Neri and Levi (2006) found that the best trial-by-trial prediction performance that any model could achieve depends on assumptions about an observer's internal noise. However, they show that the best trial-by-trial prediction performance is always between the observer's internal consistency and an upper bound as marked by the light gray areas in Figure 5. Four models were within (or in the case of o3 very close to) this range; the Energy model, the Spatial Normalization model, the Feature Normalization model, and finally the specifically trained convolutional neural network model.

Targeted stimuli reveal advantage of standard model

In order to discriminate between the different candidate models, we constructed artificial stimuli that directly targeted specific performance levels for each of the top models from Figure 5 (Energy, Spatial Normalization, Feature Normalization, CNN). Examples of these stimuli for Observer o1 are shown in Figure 6 (stimuli for other observers were similar).

Figure 6.

Optimized stimuli to target different performances of Observer o1. (A) Stimuli targeting a performance of 25% correct responses. For reference, the target marker is shown as an overlay. Stimuli in the left column require a “left” response; stimuli in the right column require a “right” response. Different rows correspond to different models. (B) Stimuli targeting a performance of 50% correct responses. Otherwise like (A). (C) Stimuli targeting a performance of 75% correct responses. Otherwise like (A). (D) Stimuli targeting a performance of 95% correct responses. Otherwise like (A).

As the optimized stimuli in Figure 6 target higher performance levels, we find that structure in the images in the first three rows becomes more focused in the target region (i.e., left or right in Figure 6). Furthermore, images that target high performance levels (Figure 6D) have higher contrast than images that target chance performance (Figure 6A) for the models shown in the first three rows. While the first three rows of Figure 6 show stimuli for models that are—to some extent—inspired by knowledge about the early visual system, the model in the fourth row of Figure 6 is a convolutional neural network that has been optimized to correctly predict responses in the main experiment, without necessarily mimicking known properties of the visual system. Optimized stimuli for this model look quite different from stimuli for the remaining three models. In general, contrast for these images was low and did not change with the target performance level.

When observers repeated the experiment with these optimized stimuli, their performance was indeed correlated to the performances predicted by the model for the first three models (average correlation for Energy model, r = 0.81; Spatial Normalization model, r = 0.82; Feature Normalization model, r = 0.89; see Figure 7A–C). However, humans tended to perform better than predicted by models based on oriented stimulus energy consistent with the idea that humans have access to additional, potentially more high-level image features than these simple models (see Figure 7A–C). On the contrary, human accuracy hardly correlated with the performance predicted by the convolutional neural network model (r = −0.18, see also Appendix “Kernels for first layer of CNN”). Even for stimuli where the neural network model predicted near-perfect accuracy (p = 0.95), human accuracy was still close to chance (o1: 36.8% ± 3.8% human accuracy ± SEM; o2: 25.0% ± 3.4%; o3: 30.0% ± 3.6%).

■ **TASKS FOR THIS EXERCISE**
• a. In the passage on targeted stimuli, what average correlation is reported for the Feature Normalization model?
• b. Repeat the passage on targeted stimuli from "Neri and Levi" up to and including "neural network model.".
Rely only on the passage on targeted stimuli.

■ **RAW DATA**
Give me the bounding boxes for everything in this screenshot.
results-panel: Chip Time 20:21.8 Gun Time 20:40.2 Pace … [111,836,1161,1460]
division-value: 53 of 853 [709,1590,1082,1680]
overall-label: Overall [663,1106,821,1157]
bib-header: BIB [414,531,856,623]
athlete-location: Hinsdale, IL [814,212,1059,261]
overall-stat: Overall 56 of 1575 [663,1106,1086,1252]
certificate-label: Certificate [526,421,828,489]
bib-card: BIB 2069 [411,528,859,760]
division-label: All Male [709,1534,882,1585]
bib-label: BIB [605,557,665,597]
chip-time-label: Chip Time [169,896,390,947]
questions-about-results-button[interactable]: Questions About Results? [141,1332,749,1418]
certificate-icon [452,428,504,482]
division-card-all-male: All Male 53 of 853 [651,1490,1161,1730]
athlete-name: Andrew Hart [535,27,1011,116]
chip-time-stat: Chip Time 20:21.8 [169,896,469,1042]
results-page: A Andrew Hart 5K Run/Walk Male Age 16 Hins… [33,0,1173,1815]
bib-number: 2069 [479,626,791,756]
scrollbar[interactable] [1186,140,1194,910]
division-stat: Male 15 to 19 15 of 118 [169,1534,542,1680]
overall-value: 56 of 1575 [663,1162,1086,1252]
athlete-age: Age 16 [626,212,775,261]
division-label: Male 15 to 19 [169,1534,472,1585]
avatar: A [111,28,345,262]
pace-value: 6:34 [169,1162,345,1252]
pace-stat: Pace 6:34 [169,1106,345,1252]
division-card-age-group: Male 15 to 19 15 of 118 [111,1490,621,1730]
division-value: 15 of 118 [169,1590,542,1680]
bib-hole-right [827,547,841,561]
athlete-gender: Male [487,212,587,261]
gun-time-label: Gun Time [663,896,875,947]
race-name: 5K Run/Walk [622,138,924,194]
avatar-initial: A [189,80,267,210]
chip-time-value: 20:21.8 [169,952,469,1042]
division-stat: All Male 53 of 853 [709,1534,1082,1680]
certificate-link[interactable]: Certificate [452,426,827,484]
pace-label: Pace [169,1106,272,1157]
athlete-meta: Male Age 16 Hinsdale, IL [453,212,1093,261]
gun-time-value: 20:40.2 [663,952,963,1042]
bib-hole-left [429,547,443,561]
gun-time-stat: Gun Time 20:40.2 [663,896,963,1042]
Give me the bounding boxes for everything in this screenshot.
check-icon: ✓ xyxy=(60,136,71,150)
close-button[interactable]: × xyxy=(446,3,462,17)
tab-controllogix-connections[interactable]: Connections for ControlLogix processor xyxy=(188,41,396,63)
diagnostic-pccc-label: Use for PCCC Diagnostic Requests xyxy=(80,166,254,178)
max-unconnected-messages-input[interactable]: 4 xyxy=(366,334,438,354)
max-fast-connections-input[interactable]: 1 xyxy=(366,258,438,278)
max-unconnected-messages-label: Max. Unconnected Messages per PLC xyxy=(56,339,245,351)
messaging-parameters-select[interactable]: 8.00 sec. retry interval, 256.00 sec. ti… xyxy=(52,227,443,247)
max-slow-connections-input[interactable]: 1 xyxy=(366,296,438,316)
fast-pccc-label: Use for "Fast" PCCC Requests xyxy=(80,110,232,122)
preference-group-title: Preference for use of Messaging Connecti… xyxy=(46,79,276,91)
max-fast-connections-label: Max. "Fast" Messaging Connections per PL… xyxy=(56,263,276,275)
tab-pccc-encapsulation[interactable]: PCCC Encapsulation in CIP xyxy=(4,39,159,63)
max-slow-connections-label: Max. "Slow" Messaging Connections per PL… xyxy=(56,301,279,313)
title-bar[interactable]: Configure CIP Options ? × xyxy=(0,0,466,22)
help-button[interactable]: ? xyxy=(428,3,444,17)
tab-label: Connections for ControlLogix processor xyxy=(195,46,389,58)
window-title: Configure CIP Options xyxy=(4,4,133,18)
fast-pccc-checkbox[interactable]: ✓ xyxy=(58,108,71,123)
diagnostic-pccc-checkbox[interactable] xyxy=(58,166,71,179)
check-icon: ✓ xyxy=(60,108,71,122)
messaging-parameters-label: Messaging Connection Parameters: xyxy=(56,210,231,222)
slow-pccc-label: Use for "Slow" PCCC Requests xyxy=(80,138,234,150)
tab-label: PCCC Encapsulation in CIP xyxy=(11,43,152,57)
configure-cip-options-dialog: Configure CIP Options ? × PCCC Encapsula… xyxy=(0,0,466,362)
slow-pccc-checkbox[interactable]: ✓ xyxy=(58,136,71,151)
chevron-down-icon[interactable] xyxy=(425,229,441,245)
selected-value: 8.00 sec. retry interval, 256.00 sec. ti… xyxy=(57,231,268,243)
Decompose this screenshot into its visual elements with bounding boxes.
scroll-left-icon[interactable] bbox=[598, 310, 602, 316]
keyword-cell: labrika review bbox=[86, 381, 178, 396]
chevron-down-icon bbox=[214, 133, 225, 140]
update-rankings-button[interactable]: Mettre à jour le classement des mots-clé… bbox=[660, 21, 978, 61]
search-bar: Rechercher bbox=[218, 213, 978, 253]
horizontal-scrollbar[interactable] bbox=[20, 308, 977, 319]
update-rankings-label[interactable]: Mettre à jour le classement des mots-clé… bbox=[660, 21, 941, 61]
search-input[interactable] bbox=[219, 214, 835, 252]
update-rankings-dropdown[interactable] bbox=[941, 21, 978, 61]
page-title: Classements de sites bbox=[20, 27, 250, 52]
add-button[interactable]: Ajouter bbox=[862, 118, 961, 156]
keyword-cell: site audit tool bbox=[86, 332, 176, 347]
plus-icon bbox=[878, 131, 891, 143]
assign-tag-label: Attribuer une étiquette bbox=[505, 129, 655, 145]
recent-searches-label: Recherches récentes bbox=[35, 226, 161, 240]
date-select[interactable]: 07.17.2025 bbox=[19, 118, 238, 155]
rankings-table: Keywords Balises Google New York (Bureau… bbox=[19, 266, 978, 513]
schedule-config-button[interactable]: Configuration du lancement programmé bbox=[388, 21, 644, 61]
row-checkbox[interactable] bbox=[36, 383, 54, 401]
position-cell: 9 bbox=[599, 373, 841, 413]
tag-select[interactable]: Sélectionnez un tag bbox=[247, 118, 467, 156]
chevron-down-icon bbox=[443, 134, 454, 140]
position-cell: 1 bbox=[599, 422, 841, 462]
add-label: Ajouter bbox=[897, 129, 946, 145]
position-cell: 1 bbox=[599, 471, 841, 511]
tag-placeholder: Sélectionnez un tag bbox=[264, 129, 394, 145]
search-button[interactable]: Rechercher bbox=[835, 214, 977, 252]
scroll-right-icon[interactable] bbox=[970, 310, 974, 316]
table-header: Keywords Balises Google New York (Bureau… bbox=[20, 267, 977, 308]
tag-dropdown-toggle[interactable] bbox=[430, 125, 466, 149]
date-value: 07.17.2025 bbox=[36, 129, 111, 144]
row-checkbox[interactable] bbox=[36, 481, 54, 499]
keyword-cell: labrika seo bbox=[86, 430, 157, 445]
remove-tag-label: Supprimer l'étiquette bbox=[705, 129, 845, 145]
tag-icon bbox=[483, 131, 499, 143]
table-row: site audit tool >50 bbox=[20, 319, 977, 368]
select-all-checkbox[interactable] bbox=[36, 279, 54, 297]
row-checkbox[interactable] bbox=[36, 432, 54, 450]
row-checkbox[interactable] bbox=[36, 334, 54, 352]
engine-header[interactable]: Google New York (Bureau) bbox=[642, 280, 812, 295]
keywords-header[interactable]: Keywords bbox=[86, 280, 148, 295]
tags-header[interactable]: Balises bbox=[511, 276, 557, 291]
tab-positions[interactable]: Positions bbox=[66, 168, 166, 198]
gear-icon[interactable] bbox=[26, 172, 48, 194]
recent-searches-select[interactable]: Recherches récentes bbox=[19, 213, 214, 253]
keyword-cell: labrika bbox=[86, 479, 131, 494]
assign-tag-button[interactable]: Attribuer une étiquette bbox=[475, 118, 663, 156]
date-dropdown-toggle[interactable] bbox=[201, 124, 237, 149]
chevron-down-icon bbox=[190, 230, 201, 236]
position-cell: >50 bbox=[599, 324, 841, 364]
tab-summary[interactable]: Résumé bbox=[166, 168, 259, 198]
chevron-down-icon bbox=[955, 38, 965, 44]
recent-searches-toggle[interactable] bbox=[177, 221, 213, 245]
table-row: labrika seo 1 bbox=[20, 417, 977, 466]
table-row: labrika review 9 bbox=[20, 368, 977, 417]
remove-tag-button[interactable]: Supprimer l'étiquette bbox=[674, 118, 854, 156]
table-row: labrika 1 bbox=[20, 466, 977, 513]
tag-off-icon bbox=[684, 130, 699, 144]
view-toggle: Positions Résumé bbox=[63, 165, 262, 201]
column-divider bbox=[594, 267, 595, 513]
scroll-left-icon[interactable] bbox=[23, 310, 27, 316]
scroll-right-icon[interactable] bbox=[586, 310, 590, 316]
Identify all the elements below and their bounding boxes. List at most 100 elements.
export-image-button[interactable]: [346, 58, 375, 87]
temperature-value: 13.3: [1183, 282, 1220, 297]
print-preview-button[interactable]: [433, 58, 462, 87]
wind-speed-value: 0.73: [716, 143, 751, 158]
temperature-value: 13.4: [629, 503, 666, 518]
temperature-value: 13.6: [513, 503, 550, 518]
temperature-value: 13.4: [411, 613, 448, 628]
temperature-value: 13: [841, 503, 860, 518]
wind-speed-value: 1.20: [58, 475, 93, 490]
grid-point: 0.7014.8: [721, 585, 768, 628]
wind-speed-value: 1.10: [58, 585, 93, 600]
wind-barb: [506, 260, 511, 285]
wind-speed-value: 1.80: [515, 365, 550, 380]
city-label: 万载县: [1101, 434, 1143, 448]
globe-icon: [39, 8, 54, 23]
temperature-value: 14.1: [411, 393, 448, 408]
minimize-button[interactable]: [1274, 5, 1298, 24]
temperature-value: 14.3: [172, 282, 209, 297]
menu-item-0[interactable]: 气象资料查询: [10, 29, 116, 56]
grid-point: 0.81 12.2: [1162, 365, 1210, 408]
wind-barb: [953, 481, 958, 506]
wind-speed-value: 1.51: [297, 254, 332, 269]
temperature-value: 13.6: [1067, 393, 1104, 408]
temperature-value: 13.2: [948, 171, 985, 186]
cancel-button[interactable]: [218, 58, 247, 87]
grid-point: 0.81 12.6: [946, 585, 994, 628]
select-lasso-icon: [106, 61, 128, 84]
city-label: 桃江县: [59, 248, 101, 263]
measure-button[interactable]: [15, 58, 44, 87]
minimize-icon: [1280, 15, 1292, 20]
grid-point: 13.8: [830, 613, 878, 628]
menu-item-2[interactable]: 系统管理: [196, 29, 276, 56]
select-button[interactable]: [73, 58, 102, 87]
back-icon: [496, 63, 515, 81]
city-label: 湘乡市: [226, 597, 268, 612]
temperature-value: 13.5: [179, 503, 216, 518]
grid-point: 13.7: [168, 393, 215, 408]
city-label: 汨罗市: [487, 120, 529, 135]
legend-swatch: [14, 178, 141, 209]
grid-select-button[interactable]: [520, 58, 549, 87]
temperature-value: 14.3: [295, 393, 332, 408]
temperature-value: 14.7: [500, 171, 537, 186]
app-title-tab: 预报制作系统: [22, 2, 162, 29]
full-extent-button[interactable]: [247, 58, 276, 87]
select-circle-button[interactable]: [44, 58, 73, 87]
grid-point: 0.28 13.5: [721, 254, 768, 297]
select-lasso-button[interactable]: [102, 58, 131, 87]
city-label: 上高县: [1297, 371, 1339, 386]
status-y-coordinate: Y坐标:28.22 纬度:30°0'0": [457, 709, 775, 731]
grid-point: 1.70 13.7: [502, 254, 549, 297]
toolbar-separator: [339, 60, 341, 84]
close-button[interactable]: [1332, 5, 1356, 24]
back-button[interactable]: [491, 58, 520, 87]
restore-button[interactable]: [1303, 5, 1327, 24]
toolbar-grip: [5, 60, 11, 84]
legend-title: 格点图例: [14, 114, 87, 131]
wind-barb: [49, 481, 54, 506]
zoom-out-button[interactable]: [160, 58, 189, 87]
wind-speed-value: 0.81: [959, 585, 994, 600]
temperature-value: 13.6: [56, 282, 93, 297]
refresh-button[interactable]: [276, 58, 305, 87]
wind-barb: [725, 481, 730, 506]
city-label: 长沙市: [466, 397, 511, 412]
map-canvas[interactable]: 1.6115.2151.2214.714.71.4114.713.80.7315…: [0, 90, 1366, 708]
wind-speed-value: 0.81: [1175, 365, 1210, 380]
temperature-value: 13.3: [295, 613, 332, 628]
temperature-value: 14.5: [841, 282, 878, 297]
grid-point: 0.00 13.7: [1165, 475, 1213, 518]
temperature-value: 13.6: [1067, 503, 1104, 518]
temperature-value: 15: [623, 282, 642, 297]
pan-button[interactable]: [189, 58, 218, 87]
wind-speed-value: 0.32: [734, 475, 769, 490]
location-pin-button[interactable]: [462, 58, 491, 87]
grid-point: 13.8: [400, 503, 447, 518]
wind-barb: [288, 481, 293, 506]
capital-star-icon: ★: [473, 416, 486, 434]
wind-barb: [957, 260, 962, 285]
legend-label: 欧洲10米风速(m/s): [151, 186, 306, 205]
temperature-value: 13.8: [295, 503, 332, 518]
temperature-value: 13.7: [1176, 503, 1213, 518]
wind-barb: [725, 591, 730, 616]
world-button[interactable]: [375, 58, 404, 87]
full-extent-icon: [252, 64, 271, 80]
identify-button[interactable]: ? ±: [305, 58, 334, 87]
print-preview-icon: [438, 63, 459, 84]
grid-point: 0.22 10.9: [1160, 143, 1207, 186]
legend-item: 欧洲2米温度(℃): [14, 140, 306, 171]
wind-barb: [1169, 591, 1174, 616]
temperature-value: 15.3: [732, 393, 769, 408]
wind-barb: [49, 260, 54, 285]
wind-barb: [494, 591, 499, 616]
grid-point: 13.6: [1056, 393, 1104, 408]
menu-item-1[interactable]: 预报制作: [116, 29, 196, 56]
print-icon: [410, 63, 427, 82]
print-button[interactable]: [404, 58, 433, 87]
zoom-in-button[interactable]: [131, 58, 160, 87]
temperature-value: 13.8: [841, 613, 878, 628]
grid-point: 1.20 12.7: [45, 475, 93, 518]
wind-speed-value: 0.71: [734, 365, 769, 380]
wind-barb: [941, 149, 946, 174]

■ **ANSWERS TO THE EXERCISES**
• a. r = 0.89

• b.
Neri and Levi (2006) found that the best trial-by-trial prediction performance that any model could achieve depends on assumptions about an observer's internal noise. However, they show that the best trial-by-trial prediction performance is always between the observer's internal consistency and an upper bound as marked by the light gray areas in Figure 5. Four models were within (or in the case of o3 very close to) this range; the Energy model, the Spatial Normalization model, the Feature Normalization model, and finally the specifically trained convolutional neural network model.